▶ [Available data]:
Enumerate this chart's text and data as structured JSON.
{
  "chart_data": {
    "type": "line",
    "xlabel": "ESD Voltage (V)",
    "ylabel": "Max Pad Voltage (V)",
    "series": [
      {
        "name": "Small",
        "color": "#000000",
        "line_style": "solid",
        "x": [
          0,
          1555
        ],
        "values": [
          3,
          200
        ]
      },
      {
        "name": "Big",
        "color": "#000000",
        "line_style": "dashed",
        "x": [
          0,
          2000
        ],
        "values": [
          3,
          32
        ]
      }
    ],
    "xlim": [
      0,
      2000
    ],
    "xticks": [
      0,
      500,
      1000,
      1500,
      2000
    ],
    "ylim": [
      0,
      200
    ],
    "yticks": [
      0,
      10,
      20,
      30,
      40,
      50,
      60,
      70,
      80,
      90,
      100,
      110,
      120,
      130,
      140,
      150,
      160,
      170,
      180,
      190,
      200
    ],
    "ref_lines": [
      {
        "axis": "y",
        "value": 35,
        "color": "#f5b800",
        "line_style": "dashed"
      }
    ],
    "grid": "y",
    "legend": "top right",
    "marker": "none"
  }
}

▶ [Exercise prompt]: Copy every single line of the material above that holds "dashed".

▶ [Final result]:
        "line_style": "dashed",
        "line_style": "dashed"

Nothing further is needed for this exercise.